Exercise brief: Filter the records below down to lines containing "icon".
Task data start
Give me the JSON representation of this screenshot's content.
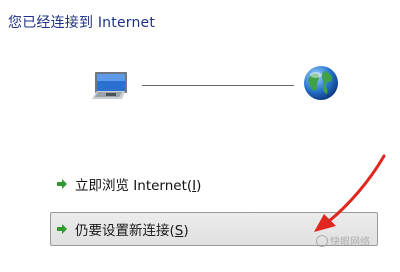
{
  "header": {
    "title": "您已经连接到 Internet"
  },
  "diagram": {
    "left_icon": "computer-icon",
    "right_icon": "internet-globe-icon"
  },
  "links": [
    {
      "icon": "green-arrow-icon",
      "label_before": "立即浏览 Internet(",
      "access_key": "I",
      "label_after": ")"
    },
    {
      "icon": "green-arrow-icon",
      "label_before": "仍要设置新连接(",
      "access_key": "S",
      "label_after": ")",
      "selected": true
    }
  ],
  "watermark": {
    "text": "快眼网络"
  },
  "colors": {
    "title": "#1e3287",
    "arrow": "#2f9b2f",
    "annotation_arrow": "#e0261f",
    "selection_border": "#9a9a9a"
  }
}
Task data end
Task answer:
    "left_icon": "computer-icon",
    "right_icon": "internet-globe-icon"
      "icon": "green-arrow-icon",
      "icon": "green-arrow-icon",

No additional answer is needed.